■ YOUR OBJECTIVE
Transcribe the entries exactly; images are not part of the copy.

-- Start --

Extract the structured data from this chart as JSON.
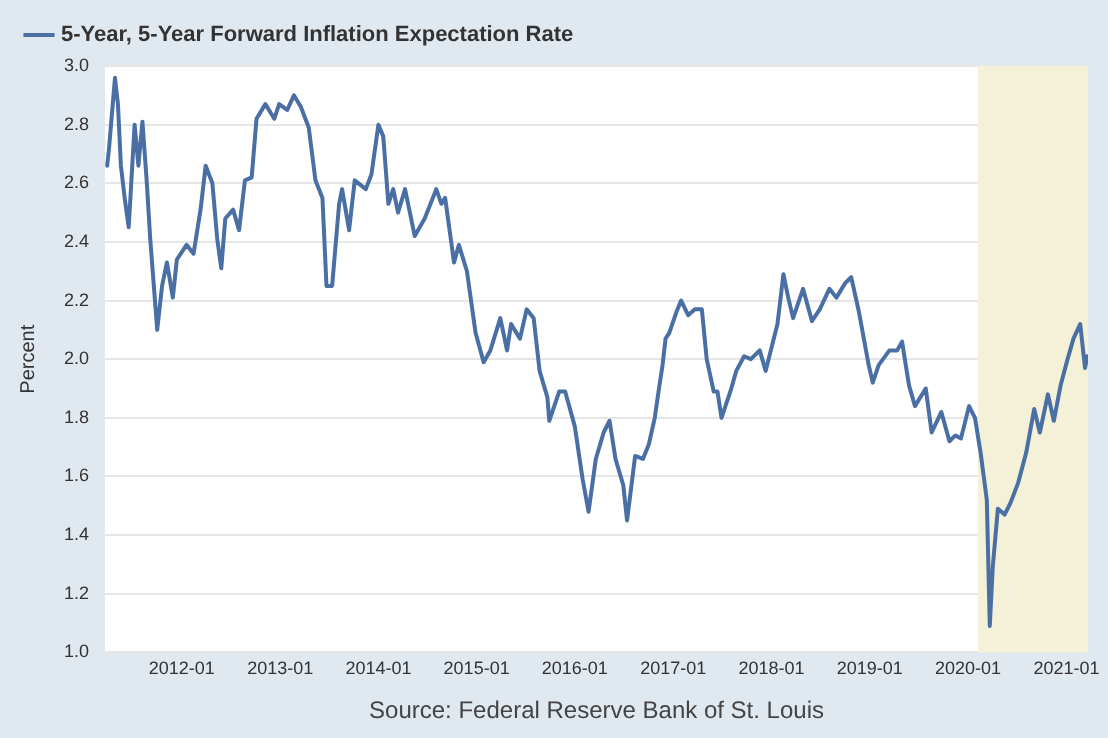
{
  "chart_data": {
    "type": "line",
    "ylabel": "Percent",
    "legend": "top left",
    "grid": "y",
    "marker": "none",
    "line_style": "solid",
    "annotations": [
      "Source: Federal Reserve Bank of St. Louis"
    ],
    "xlim": [
      "2011-03-22",
      "2021-03-22"
    ],
    "xticks": [
      "2012-01",
      "2013-01",
      "2014-01",
      "2015-01",
      "2016-01",
      "2017-01",
      "2018-01",
      "2019-01",
      "2020-01",
      "2021-01"
    ],
    "ylim": [
      1.0,
      3.0
    ],
    "yticks": [
      {
        "value": 1.0,
        "label": "1.0"
      },
      {
        "value": 1.2,
        "label": "1.2"
      },
      {
        "value": 1.4,
        "label": "1.4"
      },
      {
        "value": 1.6,
        "label": "1.6"
      },
      {
        "value": 1.8,
        "label": "1.8"
      },
      {
        "value": 2.0,
        "label": "2.0"
      },
      {
        "value": 2.2,
        "label": "2.2"
      },
      {
        "value": 2.4,
        "label": "2.4"
      },
      {
        "value": 2.6,
        "label": "2.6"
      },
      {
        "value": 2.8,
        "label": "2.8"
      },
      {
        "value": 3.0,
        "label": "3.0"
      }
    ],
    "bands": [
      {
        "axis": "x",
        "from": "2020-02-07",
        "to": "2021-03-22",
        "color": "#f4f1d8"
      }
    ],
    "series": [
      {
        "name": "5-Year, 5-Year Forward Inflation Expectation Rate",
        "color": "#4a6fa5",
        "x": [
          "2011-03-30",
          "2011-04-06",
          "2011-04-28",
          "2011-05-09",
          "2011-05-20",
          "2011-06-03",
          "2011-06-18",
          "2011-07-10",
          "2011-07-24",
          "2011-08-08",
          "2011-08-23",
          "2011-09-06",
          "2011-10-02",
          "2011-10-20",
          "2011-11-07",
          "2011-11-29",
          "2011-12-14",
          "2012-01-19",
          "2012-02-14",
          "2012-03-11",
          "2012-03-30",
          "2012-04-24",
          "2012-05-12",
          "2012-05-27",
          "2012-06-11",
          "2012-07-10",
          "2012-08-01",
          "2012-08-23",
          "2012-09-17",
          "2012-10-05",
          "2012-11-07",
          "2012-12-10",
          "2012-12-28",
          "2013-01-27",
          "2013-02-21",
          "2013-03-19",
          "2013-04-17",
          "2013-05-12",
          "2013-06-07",
          "2013-06-22",
          "2013-07-13",
          "2013-08-08",
          "2013-08-19",
          "2013-09-14",
          "2013-10-05",
          "2013-11-15",
          "2013-12-06",
          "2014-01-01",
          "2014-01-19",
          "2014-02-07",
          "2014-02-25",
          "2014-03-15",
          "2014-04-10",
          "2014-05-16",
          "2014-06-22",
          "2014-08-04",
          "2014-08-23",
          "2014-09-06",
          "2014-10-09",
          "2014-10-27",
          "2014-11-26",
          "2014-12-28",
          "2015-01-27",
          "2015-02-21",
          "2015-03-30",
          "2015-04-24",
          "2015-05-09",
          "2015-06-11",
          "2015-07-06",
          "2015-08-01",
          "2015-08-23",
          "2015-09-21",
          "2015-09-28",
          "2015-11-04",
          "2015-11-26",
          "2016-01-01",
          "2016-01-30",
          "2016-02-21",
          "2016-03-19",
          "2016-04-17",
          "2016-05-09",
          "2016-05-31",
          "2016-06-29",
          "2016-07-13",
          "2016-08-12",
          "2016-09-10",
          "2016-10-02",
          "2016-10-24",
          "2016-11-07",
          "2016-11-22",
          "2016-12-03",
          "2016-12-17",
          "2017-01-12",
          "2017-01-30",
          "2017-02-25",
          "2017-03-22",
          "2017-04-17",
          "2017-05-05",
          "2017-05-31",
          "2017-06-14",
          "2017-06-29",
          "2017-08-01",
          "2017-08-23",
          "2017-09-21",
          "2017-10-16",
          "2017-11-18",
          "2017-12-10",
          "2018-01-23",
          "2018-02-14",
          "2018-03-04",
          "2018-03-22",
          "2018-04-28",
          "2018-05-31",
          "2018-06-29",
          "2018-08-04",
          "2018-08-30",
          "2018-10-02",
          "2018-10-24",
          "2018-11-22",
          "2018-12-28",
          "2019-01-12",
          "2019-02-03",
          "2019-03-15",
          "2019-04-13",
          "2019-05-01",
          "2019-05-27",
          "2019-06-18",
          "2019-07-28",
          "2019-08-19",
          "2019-09-24",
          "2019-10-24",
          "2019-11-15",
          "2019-12-06",
          "2020-01-05",
          "2020-01-27",
          "2020-02-17",
          "2020-03-11",
          "2020-03-22",
          "2020-04-02",
          "2020-04-21",
          "2020-05-16",
          "2020-06-07",
          "2020-07-06",
          "2020-08-04",
          "2020-09-03",
          "2020-09-24",
          "2020-10-24",
          "2020-11-15",
          "2020-12-10",
          "2021-01-05",
          "2021-01-27",
          "2021-02-21",
          "2021-03-11",
          "2021-03-19"
        ],
        "values": [
          2.66,
          2.72,
          2.96,
          2.87,
          2.66,
          2.55,
          2.45,
          2.8,
          2.66,
          2.81,
          2.62,
          2.41,
          2.1,
          2.25,
          2.33,
          2.21,
          2.34,
          2.39,
          2.36,
          2.51,
          2.66,
          2.6,
          2.41,
          2.31,
          2.48,
          2.51,
          2.44,
          2.61,
          2.62,
          2.82,
          2.87,
          2.82,
          2.87,
          2.85,
          2.9,
          2.86,
          2.79,
          2.61,
          2.55,
          2.25,
          2.25,
          2.53,
          2.58,
          2.44,
          2.61,
          2.58,
          2.63,
          2.8,
          2.76,
          2.53,
          2.58,
          2.5,
          2.58,
          2.42,
          2.48,
          2.58,
          2.53,
          2.55,
          2.33,
          2.39,
          2.3,
          2.09,
          1.99,
          2.03,
          2.14,
          2.03,
          2.12,
          2.07,
          2.17,
          2.14,
          1.96,
          1.87,
          1.79,
          1.89,
          1.89,
          1.77,
          1.59,
          1.48,
          1.66,
          1.75,
          1.79,
          1.66,
          1.57,
          1.45,
          1.67,
          1.66,
          1.71,
          1.8,
          1.89,
          1.98,
          2.07,
          2.09,
          2.16,
          2.2,
          2.15,
          2.17,
          2.17,
          2.0,
          1.89,
          1.89,
          1.8,
          1.89,
          1.96,
          2.01,
          2.0,
          2.03,
          1.96,
          2.12,
          2.29,
          2.21,
          2.14,
          2.24,
          2.13,
          2.17,
          2.24,
          2.21,
          2.26,
          2.28,
          2.16,
          1.98,
          1.92,
          1.98,
          2.03,
          2.03,
          2.06,
          1.91,
          1.84,
          1.9,
          1.75,
          1.82,
          1.72,
          1.74,
          1.73,
          1.84,
          1.8,
          1.68,
          1.52,
          1.09,
          1.29,
          1.49,
          1.47,
          1.51,
          1.58,
          1.68,
          1.83,
          1.75,
          1.88,
          1.79,
          1.91,
          2.0,
          2.07,
          2.12,
          1.97,
          2.01
        ]
      }
    ]
  }
}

-- End --

■ FULL RESPONSE
Extract the structured data from this chart as JSON.
{
  "chart_data": {
    "type": "line",
    "ylabel": "Percent",
    "legend": "top left",
    "grid": "y",
    "marker": "none",
    "line_style": "solid",
    "annotations": [
      "Source: Federal Reserve Bank of St. Louis"
    ],
    "xlim": [
      "2011-03-22",
      "2021-03-22"
    ],
    "xticks": [
      "2012-01",
      "2013-01",
      "2014-01",
      "2015-01",
      "2016-01",
      "2017-01",
      "2018-01",
      "2019-01",
      "2020-01",
      "2021-01"
    ],
    "ylim": [
      1.0,
      3.0
    ],
    "yticks": [
      {
        "value": 1.0,
        "label": "1.0"
      },
      {
        "value": 1.2,
        "label": "1.2"
      },
      {
        "value": 1.4,
        "label": "1.4"
      },
      {
        "value": 1.6,
        "label": "1.6"
      },
      {
        "value": 1.8,
        "label": "1.8"
      },
      {
        "value": 2.0,
        "label": "2.0"
      },
      {
        "value": 2.2,
        "label": "2.2"
      },
      {
        "value": 2.4,
        "label": "2.4"
      },
      {
        "value": 2.6,
        "label": "2.6"
      },
      {
        "value": 2.8,
        "label": "2.8"
      },
      {
        "value": 3.0,
        "label": "3.0"
      }
    ],
    "bands": [
      {
        "axis": "x",
        "from": "2020-02-07",
        "to": "2021-03-22",
        "color": "#f4f1d8"
      }
    ],
    "series": [
      {
        "name": "5-Year, 5-Year Forward Inflation Expectation Rate",
        "color": "#4a6fa5",
        "x": [
          "2011-03-30",
          "2011-04-06",
          "2011-04-28",
          "2011-05-09",
          "2011-05-20",
          "2011-06-03",
          "2011-06-18",
          "2011-07-10",
          "2011-07-24",
          "2011-08-08",
          "2011-08-23",
          "2011-09-06",
          "2011-10-02",
          "2011-10-20",
          "2011-11-07",
          "2011-11-29",
          "2011-12-14",
          "2012-01-19",
          "2012-02-14",
          "2012-03-11",
          "2012-03-30",
          "2012-04-24",
          "2012-05-12",
          "2012-05-27",
          "2012-06-11",
          "2012-07-10",
          "2012-08-01",
          "2012-08-23",
          "2012-09-17",
          "2012-10-05",
          "2012-11-07",
          "2012-12-10",
          "2012-12-28",
          "2013-01-27",
          "2013-02-21",
          "2013-03-19",
          "2013-04-17",
          "2013-05-12",
          "2013-06-07",
          "2013-06-22",
          "2013-07-13",
          "2013-08-08",
          "2013-08-19",
          "2013-09-14",
          "2013-10-05",
          "2013-11-15",
          "2013-12-06",
          "2014-01-01",
          "2014-01-19",
          "2014-02-07",
          "2014-02-25",
          "2014-03-15",
          "2014-04-10",
          "2014-05-16",
          "2014-06-22",
          "2014-08-04",
          "2014-08-23",
          "2014-09-06",
          "2014-10-09",
          "2014-10-27",
          "2014-11-26",
          "2014-12-28",
          "2015-01-27",
          "2015-02-21",
          "2015-03-30",
          "2015-04-24",
          "2015-05-09",
          "2015-06-11",
          "2015-07-06",
          "2015-08-01",
          "2015-08-23",
          "2015-09-21",
          "2015-09-28",
          "2015-11-04",
          "2015-11-26",
          "2016-01-01",
          "2016-01-30",
          "2016-02-21",
          "2016-03-19",
          "2016-04-17",
          "2016-05-09",
          "2016-05-31",
          "2016-06-29",
          "2016-07-13",
          "2016-08-12",
          "2016-09-10",
          "2016-10-02",
          "2016-10-24",
          "2016-11-07",
          "2016-11-22",
          "2016-12-03",
          "2016-12-17",
          "2017-01-12",
          "2017-01-30",
          "2017-02-25",
          "2017-03-22",
          "2017-04-17",
          "2017-05-05",
          "2017-05-31",
          "2017-06-14",
          "2017-06-29",
          "2017-08-01",
          "2017-08-23",
          "2017-09-21",
          "2017-10-16",
          "2017-11-18",
          "2017-12-10",
          "2018-01-23",
          "2018-02-14",
          "2018-03-04",
          "2018-03-22",
          "2018-04-28",
          "2018-05-31",
          "2018-06-29",
          "2018-08-04",
          "2018-08-30",
          "2018-10-02",
          "2018-10-24",
          "2018-11-22",
          "2018-12-28",
          "2019-01-12",
          "2019-02-03",
          "2019-03-15",
          "2019-04-13",
          "2019-05-01",
          "2019-05-27",
          "2019-06-18",
          "2019-07-28",
          "2019-08-19",
          "2019-09-24",
          "2019-10-24",
          "2019-11-15",
          "2019-12-06",
          "2020-01-05",
          "2020-01-27",
          "2020-02-17",
          "2020-03-11",
          "2020-03-22",
          "2020-04-02",
          "2020-04-21",
          "2020-05-16",
          "2020-06-07",
          "2020-07-06",
          "2020-08-04",
          "2020-09-03",
          "2020-09-24",
          "2020-10-24",
          "2020-11-15",
          "2020-12-10",
          "2021-01-05",
          "2021-01-27",
          "2021-02-21",
          "2021-03-11",
          "2021-03-19"
        ],
        "values": [
          2.66,
          2.72,
          2.96,
          2.87,
          2.66,
          2.55,
          2.45,
          2.8,
          2.66,
          2.81,
          2.62,
          2.41,
          2.1,
          2.25,
          2.33,
          2.21,
          2.34,
          2.39,
          2.36,
          2.51,
          2.66,
          2.6,
          2.41,
          2.31,
          2.48,
          2.51,
          2.44,
          2.61,
          2.62,
          2.82,
          2.87,
          2.82,
          2.87,
          2.85,
          2.9,
          2.86,
          2.79,
          2.61,
          2.55,
          2.25,
          2.25,
          2.53,
          2.58,
          2.44,
          2.61,
          2.58,
          2.63,
          2.8,
          2.76,
          2.53,
          2.58,
          2.5,
          2.58,
          2.42,
          2.48,
          2.58,
          2.53,
          2.55,
          2.33,
          2.39,
          2.3,
          2.09,
          1.99,
          2.03,
          2.14,
          2.03,
          2.12,
          2.07,
          2.17,
          2.14,
          1.96,
          1.87,
          1.79,
          1.89,
          1.89,
          1.77,
          1.59,
          1.48,
          1.66,
          1.75,
          1.79,
          1.66,
          1.57,
          1.45,
          1.67,
          1.66,
          1.71,
          1.8,
          1.89,
          1.98,
          2.07,
          2.09,
          2.16,
          2.2,
          2.15,
          2.17,
          2.17,
          2.0,
          1.89,
          1.89,
          1.8,
          1.89,
          1.96,
          2.01,
          2.0,
          2.03,
          1.96,
          2.12,
          2.29,
          2.21,
          2.14,
          2.24,
          2.13,
          2.17,
          2.24,
          2.21,
          2.26,
          2.28,
          2.16,
          1.98,
          1.92,
          1.98,
          2.03,
          2.03,
          2.06,
          1.91,
          1.84,
          1.9,
          1.75,
          1.82,
          1.72,
          1.74,
          1.73,
          1.84,
          1.8,
          1.68,
          1.52,
          1.09,
          1.29,
          1.49,
          1.47,
          1.51,
          1.58,
          1.68,
          1.83,
          1.75,
          1.88,
          1.79,
          1.91,
          2.0,
          2.07,
          2.12,
          1.97,
          2.01
        ]
      }
    ]
  }
}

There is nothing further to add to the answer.